* [Extracted entries]
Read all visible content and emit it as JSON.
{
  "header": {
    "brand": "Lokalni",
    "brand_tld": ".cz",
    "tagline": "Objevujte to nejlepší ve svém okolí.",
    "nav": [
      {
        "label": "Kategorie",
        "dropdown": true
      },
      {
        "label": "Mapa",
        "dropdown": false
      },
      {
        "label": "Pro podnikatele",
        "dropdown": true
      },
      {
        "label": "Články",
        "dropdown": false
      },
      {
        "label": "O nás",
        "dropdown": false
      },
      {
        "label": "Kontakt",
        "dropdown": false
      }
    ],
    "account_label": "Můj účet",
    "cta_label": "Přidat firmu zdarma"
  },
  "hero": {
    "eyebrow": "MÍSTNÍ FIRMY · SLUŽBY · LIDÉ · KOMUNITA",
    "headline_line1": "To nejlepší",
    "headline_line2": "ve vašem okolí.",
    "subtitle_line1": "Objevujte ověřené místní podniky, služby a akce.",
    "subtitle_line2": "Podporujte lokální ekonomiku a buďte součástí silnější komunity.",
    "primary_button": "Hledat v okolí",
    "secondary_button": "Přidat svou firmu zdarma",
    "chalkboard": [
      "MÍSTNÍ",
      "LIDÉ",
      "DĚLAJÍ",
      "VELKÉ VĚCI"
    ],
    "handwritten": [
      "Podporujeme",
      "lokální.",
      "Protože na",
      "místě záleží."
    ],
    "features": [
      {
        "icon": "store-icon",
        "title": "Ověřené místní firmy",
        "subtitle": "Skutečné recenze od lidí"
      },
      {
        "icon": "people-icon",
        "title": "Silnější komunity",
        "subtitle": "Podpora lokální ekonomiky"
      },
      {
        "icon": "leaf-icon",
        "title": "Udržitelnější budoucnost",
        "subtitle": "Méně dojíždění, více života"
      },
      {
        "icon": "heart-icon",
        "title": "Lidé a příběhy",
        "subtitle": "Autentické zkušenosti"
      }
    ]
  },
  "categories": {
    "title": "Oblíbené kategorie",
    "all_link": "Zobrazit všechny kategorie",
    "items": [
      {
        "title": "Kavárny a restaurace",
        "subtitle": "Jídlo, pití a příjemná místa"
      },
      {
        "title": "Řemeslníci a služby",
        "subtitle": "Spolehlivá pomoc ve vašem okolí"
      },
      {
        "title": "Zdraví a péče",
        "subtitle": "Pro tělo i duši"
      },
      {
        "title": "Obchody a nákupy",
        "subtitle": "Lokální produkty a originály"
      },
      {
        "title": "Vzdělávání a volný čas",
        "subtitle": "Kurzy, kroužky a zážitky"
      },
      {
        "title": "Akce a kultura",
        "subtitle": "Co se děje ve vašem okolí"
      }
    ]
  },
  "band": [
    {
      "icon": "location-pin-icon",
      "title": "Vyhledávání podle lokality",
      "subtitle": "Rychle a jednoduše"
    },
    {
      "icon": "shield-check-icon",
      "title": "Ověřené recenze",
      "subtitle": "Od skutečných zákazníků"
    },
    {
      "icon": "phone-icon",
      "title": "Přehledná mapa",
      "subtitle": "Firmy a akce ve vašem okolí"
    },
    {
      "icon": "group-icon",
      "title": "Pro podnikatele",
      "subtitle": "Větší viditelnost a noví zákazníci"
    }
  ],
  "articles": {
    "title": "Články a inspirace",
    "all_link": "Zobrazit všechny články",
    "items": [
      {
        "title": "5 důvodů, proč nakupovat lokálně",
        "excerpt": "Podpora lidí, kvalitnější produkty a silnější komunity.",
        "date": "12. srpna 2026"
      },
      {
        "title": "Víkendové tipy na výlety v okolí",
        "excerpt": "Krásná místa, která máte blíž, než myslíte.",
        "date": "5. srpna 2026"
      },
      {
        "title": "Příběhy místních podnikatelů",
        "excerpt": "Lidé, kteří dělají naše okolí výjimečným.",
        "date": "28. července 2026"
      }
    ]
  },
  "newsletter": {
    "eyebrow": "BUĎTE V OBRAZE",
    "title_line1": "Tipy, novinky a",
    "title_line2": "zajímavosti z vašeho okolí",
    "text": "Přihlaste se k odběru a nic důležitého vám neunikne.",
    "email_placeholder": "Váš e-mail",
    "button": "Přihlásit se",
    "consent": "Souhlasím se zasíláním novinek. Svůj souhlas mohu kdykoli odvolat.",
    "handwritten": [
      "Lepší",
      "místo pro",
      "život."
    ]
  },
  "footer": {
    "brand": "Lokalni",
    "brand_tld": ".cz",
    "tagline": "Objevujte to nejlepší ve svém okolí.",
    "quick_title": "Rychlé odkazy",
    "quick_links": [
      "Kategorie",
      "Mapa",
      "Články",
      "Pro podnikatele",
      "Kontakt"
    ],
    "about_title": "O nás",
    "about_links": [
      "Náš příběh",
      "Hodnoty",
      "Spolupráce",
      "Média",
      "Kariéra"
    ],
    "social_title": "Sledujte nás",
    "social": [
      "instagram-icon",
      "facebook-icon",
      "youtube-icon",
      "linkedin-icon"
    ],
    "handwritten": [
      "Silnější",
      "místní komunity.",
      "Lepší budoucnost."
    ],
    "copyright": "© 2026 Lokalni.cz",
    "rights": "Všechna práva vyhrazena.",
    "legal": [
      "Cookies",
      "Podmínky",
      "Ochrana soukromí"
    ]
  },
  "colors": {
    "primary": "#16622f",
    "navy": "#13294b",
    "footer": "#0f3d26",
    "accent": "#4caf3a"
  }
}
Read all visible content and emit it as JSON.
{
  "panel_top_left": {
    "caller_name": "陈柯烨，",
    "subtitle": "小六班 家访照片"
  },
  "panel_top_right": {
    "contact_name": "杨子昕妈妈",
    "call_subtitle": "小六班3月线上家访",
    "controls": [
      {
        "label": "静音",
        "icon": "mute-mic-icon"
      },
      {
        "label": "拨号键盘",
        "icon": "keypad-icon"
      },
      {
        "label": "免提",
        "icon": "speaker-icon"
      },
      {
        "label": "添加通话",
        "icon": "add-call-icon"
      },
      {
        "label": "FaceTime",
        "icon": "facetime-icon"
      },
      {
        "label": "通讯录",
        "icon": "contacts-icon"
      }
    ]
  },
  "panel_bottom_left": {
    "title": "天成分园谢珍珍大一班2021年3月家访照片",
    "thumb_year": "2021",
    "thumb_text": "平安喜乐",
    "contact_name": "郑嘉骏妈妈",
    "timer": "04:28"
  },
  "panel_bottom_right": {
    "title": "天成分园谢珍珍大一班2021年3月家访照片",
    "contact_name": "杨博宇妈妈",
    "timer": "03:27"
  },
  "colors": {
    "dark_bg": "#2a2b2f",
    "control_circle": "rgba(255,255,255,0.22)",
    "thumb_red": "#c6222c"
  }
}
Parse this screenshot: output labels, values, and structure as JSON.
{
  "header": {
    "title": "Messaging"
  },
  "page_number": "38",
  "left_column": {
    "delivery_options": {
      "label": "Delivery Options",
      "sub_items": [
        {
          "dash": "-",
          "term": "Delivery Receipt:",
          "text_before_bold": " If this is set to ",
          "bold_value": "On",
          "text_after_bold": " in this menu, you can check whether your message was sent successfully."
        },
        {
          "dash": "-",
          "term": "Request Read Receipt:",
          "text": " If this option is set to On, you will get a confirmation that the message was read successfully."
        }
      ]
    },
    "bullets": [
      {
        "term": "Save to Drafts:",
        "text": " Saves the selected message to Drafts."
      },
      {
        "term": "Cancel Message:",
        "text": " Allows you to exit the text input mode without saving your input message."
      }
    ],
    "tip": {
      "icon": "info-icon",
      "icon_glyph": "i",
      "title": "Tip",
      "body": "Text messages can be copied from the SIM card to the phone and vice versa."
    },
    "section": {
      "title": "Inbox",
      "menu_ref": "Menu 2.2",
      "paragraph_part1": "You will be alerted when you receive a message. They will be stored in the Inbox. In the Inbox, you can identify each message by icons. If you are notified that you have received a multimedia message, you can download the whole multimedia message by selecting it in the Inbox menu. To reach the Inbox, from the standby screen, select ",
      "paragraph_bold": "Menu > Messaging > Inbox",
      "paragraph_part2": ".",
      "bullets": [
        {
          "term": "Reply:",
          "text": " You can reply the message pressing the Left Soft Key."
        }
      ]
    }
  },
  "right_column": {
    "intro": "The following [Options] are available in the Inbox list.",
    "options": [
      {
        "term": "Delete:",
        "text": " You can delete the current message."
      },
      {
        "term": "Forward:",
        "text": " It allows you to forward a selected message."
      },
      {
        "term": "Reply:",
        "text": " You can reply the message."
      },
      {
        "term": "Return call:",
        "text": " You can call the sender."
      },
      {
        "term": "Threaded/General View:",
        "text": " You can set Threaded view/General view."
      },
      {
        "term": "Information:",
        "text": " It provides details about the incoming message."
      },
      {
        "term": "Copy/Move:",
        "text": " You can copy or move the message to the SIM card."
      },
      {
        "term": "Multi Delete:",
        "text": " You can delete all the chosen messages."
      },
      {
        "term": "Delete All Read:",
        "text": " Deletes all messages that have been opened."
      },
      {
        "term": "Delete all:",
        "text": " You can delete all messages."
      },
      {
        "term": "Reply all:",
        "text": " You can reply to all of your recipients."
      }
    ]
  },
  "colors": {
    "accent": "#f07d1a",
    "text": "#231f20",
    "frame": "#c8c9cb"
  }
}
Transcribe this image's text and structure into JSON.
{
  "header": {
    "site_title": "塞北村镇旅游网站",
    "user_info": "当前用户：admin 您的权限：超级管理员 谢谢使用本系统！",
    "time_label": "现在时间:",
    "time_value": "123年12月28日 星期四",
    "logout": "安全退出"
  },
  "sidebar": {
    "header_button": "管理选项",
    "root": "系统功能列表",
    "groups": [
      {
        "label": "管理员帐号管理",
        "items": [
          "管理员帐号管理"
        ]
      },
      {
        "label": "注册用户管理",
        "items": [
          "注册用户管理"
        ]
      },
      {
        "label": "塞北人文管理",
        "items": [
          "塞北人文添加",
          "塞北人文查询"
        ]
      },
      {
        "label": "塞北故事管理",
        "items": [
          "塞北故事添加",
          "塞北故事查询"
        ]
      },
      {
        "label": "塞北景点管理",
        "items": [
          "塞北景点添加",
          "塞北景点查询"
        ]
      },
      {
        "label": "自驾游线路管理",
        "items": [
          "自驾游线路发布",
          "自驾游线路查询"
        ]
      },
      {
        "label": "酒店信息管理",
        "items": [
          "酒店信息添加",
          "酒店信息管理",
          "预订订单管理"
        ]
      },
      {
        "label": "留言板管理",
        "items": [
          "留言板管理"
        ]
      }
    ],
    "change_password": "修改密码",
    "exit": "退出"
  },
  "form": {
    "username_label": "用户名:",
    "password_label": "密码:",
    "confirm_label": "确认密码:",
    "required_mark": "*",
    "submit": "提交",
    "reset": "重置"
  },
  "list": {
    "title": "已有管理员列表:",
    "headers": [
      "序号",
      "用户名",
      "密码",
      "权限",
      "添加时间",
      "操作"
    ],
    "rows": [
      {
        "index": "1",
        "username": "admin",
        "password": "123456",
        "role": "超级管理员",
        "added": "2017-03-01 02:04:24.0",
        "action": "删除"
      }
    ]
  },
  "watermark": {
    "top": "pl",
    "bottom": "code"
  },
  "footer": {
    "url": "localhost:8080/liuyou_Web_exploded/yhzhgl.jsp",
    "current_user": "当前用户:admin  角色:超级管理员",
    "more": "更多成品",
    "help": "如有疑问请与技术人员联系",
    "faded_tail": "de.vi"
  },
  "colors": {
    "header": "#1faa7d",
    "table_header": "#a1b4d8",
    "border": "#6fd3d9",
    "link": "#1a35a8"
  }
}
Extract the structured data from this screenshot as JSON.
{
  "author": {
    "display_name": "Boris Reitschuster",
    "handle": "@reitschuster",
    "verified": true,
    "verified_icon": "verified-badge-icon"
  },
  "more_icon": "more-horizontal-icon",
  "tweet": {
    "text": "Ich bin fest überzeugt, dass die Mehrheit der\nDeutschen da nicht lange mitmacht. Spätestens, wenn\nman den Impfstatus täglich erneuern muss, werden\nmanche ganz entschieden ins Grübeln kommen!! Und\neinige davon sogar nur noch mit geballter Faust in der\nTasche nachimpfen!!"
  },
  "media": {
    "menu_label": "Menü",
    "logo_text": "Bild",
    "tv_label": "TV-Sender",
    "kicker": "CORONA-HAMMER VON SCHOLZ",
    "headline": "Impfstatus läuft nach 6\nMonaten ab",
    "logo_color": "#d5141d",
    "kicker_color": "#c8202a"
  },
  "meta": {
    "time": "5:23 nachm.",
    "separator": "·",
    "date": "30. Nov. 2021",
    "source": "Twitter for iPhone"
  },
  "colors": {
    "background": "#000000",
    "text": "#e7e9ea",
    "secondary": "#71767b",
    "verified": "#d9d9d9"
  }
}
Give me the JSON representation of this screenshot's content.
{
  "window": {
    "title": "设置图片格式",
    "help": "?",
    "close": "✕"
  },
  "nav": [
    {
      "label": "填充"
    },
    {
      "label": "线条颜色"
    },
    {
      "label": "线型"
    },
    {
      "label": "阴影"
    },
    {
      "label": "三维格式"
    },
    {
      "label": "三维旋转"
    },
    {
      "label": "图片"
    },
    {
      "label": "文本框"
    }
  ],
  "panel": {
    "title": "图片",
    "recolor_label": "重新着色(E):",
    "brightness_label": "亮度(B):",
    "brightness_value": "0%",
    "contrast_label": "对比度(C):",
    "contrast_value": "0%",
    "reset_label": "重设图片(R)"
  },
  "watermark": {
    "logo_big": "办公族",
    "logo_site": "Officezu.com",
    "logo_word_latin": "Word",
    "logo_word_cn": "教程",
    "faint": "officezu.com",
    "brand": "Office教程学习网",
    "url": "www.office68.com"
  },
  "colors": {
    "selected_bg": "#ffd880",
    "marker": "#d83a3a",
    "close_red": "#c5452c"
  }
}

* [Short problem]
Everything from the line containing "Give me the" to the end of the data above should be quoted exactly, please, both ends included, and nothing outside that span.

* [Solution to the problem]
Give me the JSON representation of this screenshot's content.
{
  "window": {
    "title": "设置图片格式",
    "help": "?",
    "close": "✕"
  },
  "nav": [
    {
      "label": "填充"
    },
    {
      "label": "线条颜色"
    },
    {
      "label": "线型"
    },
    {
      "label": "阴影"
    },
    {
      "label": "三维格式"
    },
    {
      "label": "三维旋转"
    },
    {
      "label": "图片"
    },
    {
      "label": "文本框"
    }
  ],
  "panel": {
    "title": "图片",
    "recolor_label": "重新着色(E):",
    "brightness_label": "亮度(B):",
    "brightness_value": "0%",
    "contrast_label": "对比度(C):",
    "contrast_value": "0%",
    "reset_label": "重设图片(R)"
  },
  "watermark": {
    "logo_big": "办公族",
    "logo_site": "Officezu.com",
    "logo_word_latin": "Word",
    "logo_word_cn": "教程",
    "faint": "officezu.com",
    "brand": "Office教程学习网",
    "url": "www.office68.com"
  },
  "colors": {
    "selected_bg": "#ffd880",
    "marker": "#d83a3a",
    "close_red": "#c5452c"
  }
}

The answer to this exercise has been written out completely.